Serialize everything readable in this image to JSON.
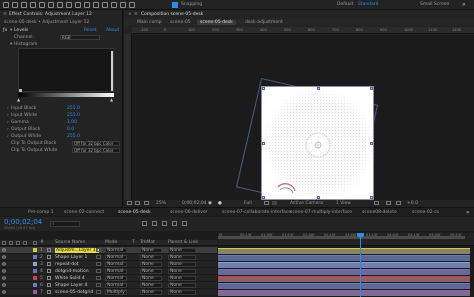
{
  "toolbar": {
    "snapping_label": "Snapping",
    "workspace_default": "Default",
    "workspace_standard": "Standard",
    "workspace_small": "Small Screen"
  },
  "effect_controls": {
    "tab_title": "Effect Controls: Adjustment Layer 12",
    "breadcrumb": "scene-05-desk • Adjustment Layer 12",
    "fx_name": "Levels",
    "reset_label": "Reset",
    "about_label": "About",
    "channel_label": "Channel:",
    "channel_value": "RGB",
    "histogram_label": "Histogram",
    "params": [
      {
        "label": "Input Black",
        "value": "255.0"
      },
      {
        "label": "Input White",
        "value": "255.0"
      },
      {
        "label": "Gamma",
        "value": "1.00"
      },
      {
        "label": "Output Black",
        "value": "0.0"
      },
      {
        "label": "Output White",
        "value": "255.0"
      }
    ],
    "clip_black_label": "Clip To Output Black",
    "clip_black_value": "Off for 32 bpc Color",
    "clip_white_label": "Clip To Output White",
    "clip_white_value": "Off for 32 bpc Color"
  },
  "composition": {
    "tab_title": "Composition scene-05-desk",
    "breadcrumbs": [
      "Main comp",
      "scene-05",
      "scene-05-desk",
      "desk-adjustment"
    ],
    "ruler_ticks": [
      "-100",
      "0",
      "100",
      "200",
      "300",
      "400",
      "500",
      "600",
      "700",
      "800",
      "900",
      "1000",
      "1100",
      "1200"
    ],
    "footer": {
      "zoom": "25%",
      "timecode": "0;00;02;04",
      "resolution": "Full",
      "camera": "Active Camera",
      "views": "1 View",
      "exposure": "+0.0"
    }
  },
  "timeline_tabs": [
    "Pre-comp 1",
    "scene-02-connect",
    "scene-05-desk",
    "scene-06-deliver",
    "scene-07-collaborate-interface",
    "scene-07-multiply-interface",
    "scene08-delete",
    "scene-02-cs"
  ],
  "timeline": {
    "timecode": "0;00;02;04",
    "frames_label": "00064 (29.97 fps)",
    "header": {
      "num": "#",
      "source_name": "Source Name",
      "mode": "Mode",
      "t": "T",
      "trkmat": "TrkMat",
      "parent": "Parent & Link"
    },
    "time_ticks": [
      "0f",
      "00:15f",
      "01:00f",
      "01:15f",
      "02:00f",
      "02:15f",
      "03:00f",
      "03:15f",
      "04:00f",
      "04:15f",
      "05:00f",
      "05:15f"
    ],
    "layers": [
      {
        "num": "1",
        "name": "Adjustm...Layer 12",
        "mode": "Normal",
        "trkmat": "None",
        "parent": "None",
        "color": "#d6c64a",
        "bar": "#8a8560",
        "selected": true
      },
      {
        "num": "2",
        "name": "Shape Layer 1",
        "mode": "Normal",
        "trkmat": "None",
        "parent": "None",
        "color": "#6a78c8",
        "bar": "#5c6898",
        "selected": false
      },
      {
        "num": "3",
        "name": "repeat-dot",
        "mode": "Normal",
        "trkmat": "None",
        "parent": "None",
        "color": "#8aa3d0",
        "bar": "#6f7fa5",
        "selected": false
      },
      {
        "num": "4",
        "name": "dotgrid-motion",
        "mode": "Normal",
        "trkmat": "None",
        "parent": "None",
        "color": "#7a6ab8",
        "bar": "#6b6aa0",
        "selected": false
      },
      {
        "num": "5",
        "name": "White Solid 4",
        "mode": "Normal",
        "trkmat": "None",
        "parent": "None",
        "color": "#c2453e",
        "bar": "#8f5f66",
        "selected": false
      },
      {
        "num": "6",
        "name": "Shape Layer 4",
        "mode": "Normal",
        "trkmat": "None",
        "parent": "None",
        "color": "#6a78c8",
        "bar": "#5c6898",
        "selected": false
      },
      {
        "num": "7",
        "name": "scene-05-dotgrid",
        "mode": "Multiply",
        "trkmat": "None",
        "parent": "None",
        "color": "#a05a9a",
        "bar": "#7a6a98",
        "selected": false
      }
    ]
  }
}
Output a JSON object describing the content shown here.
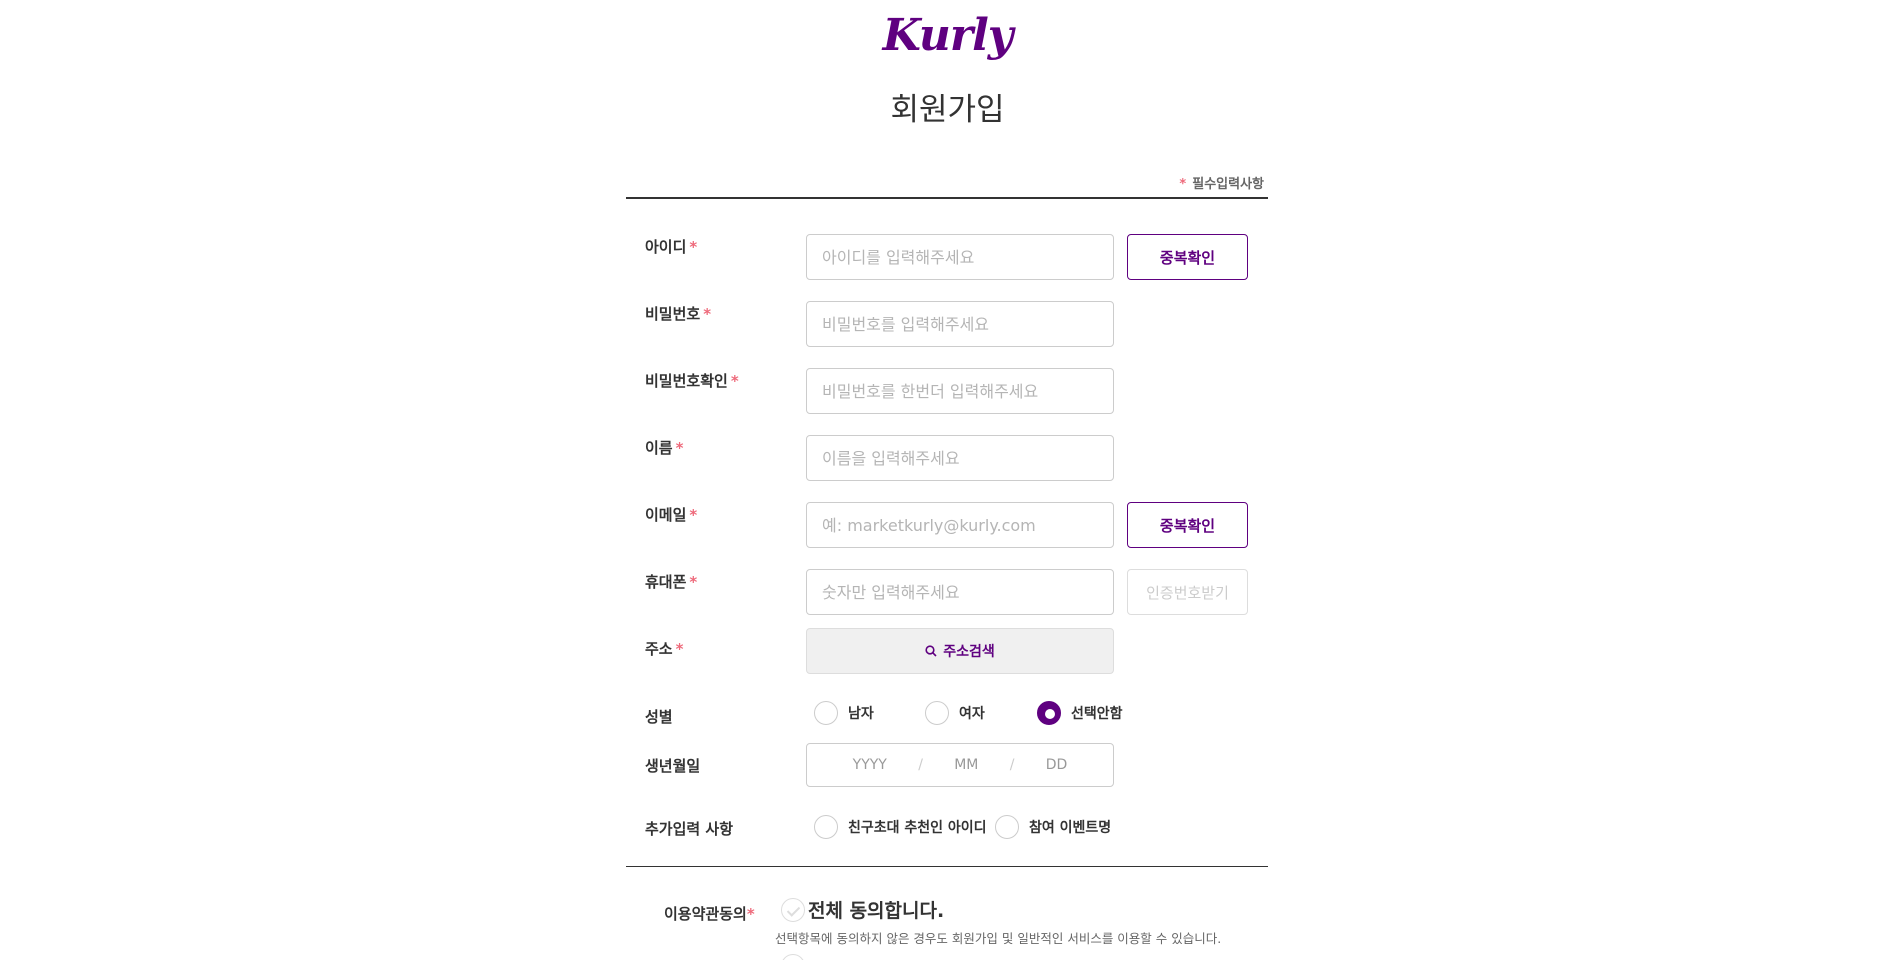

## WRITTEN REQUEST
Transcribe the full listing character for character. Pictures are excluded.

## WRITTEN ANSWER
Serialize everything readable in this image to JSON.
{
  "toolbar": {
    "snapping_label": "Snapping",
    "workspace_default": "Default",
    "workspace_standard": "Standard",
    "workspace_small": "Small Screen"
  },
  "effect_controls": {
    "tab_title": "Effect Controls: Adjustment Layer 12",
    "breadcrumb": "scene-05-desk • Adjustment Layer 12",
    "fx_name": "Levels",
    "reset_label": "Reset",
    "about_label": "About",
    "channel_label": "Channel:",
    "channel_value": "RGB",
    "histogram_label": "Histogram",
    "params": [
      {
        "label": "Input Black",
        "value": "255.0"
      },
      {
        "label": "Input White",
        "value": "255.0"
      },
      {
        "label": "Gamma",
        "value": "1.00"
      },
      {
        "label": "Output Black",
        "value": "0.0"
      },
      {
        "label": "Output White",
        "value": "255.0"
      }
    ],
    "clip_black_label": "Clip To Output Black",
    "clip_black_value": "Off for 32 bpc Color",
    "clip_white_label": "Clip To Output White",
    "clip_white_value": "Off for 32 bpc Color"
  },
  "composition": {
    "tab_title": "Composition scene-05-desk",
    "breadcrumbs": [
      "Main comp",
      "scene-05",
      "scene-05-desk",
      "desk-adjustment"
    ],
    "ruler_ticks": [
      "-100",
      "0",
      "100",
      "200",
      "300",
      "400",
      "500",
      "600",
      "700",
      "800",
      "900",
      "1000",
      "1100",
      "1200"
    ],
    "footer": {
      "zoom": "25%",
      "timecode": "0;00;02;04",
      "resolution": "Full",
      "camera": "Active Camera",
      "views": "1 View",
      "exposure": "+0.0"
    }
  },
  "timeline_tabs": [
    "Pre-comp 1",
    "scene-02-connect",
    "scene-05-desk",
    "scene-06-deliver",
    "scene-07-collaborate-interface",
    "scene-07-multiply-interface",
    "scene08-delete",
    "scene-02-cs"
  ],
  "timeline": {
    "timecode": "0;00;02;04",
    "frames_label": "00064 (29.97 fps)",
    "header": {
      "num": "#",
      "source_name": "Source Name",
      "mode": "Mode",
      "t": "T",
      "trkmat": "TrkMat",
      "parent": "Parent & Link"
    },
    "time_ticks": [
      "0f",
      "00:15f",
      "01:00f",
      "01:15f",
      "02:00f",
      "02:15f",
      "03:00f",
      "03:15f",
      "04:00f",
      "04:15f",
      "05:00f",
      "05:15f"
    ],
    "layers": [
      {
        "num": "1",
        "name": "Adjustm...Layer 12",
        "mode": "Normal",
        "trkmat": "None",
        "parent": "None",
        "color": "#d6c64a",
        "bar": "#8a8560",
        "selected": true
      },
      {
        "num": "2",
        "name": "Shape Layer 1",
        "mode": "Normal",
        "trkmat": "None",
        "parent": "None",
        "color": "#6a78c8",
        "bar": "#5c6898",
        "selected": false
      },
      {
        "num": "3",
        "name": "repeat-dot",
        "mode": "Normal",
        "trkmat": "None",
        "parent": "None",
        "color": "#8aa3d0",
        "bar": "#6f7fa5",
        "selected": false
      },
      {
        "num": "4",
        "name": "dotgrid-motion",
        "mode": "Normal",
        "trkmat": "None",
        "parent": "None",
        "color": "#7a6ab8",
        "bar": "#6b6aa0",
        "selected": false
      },
      {
        "num": "5",
        "name": "White Solid 4",
        "mode": "Normal",
        "trkmat": "None",
        "parent": "None",
        "color": "#c2453e",
        "bar": "#8f5f66",
        "selected": false
      },
      {
        "num": "6",
        "name": "Shape Layer 4",
        "mode": "Normal",
        "trkmat": "None",
        "parent": "None",
        "color": "#6a78c8",
        "bar": "#5c6898",
        "selected": false
      },
      {
        "num": "7",
        "name": "scene-05-dotgrid",
        "mode": "Multiply",
        "trkmat": "None",
        "parent": "None",
        "color": "#a05a9a",
        "bar": "#7a6a98",
        "selected": false
      }
    ]
  }
}
Output a JSON object describing the content shown here.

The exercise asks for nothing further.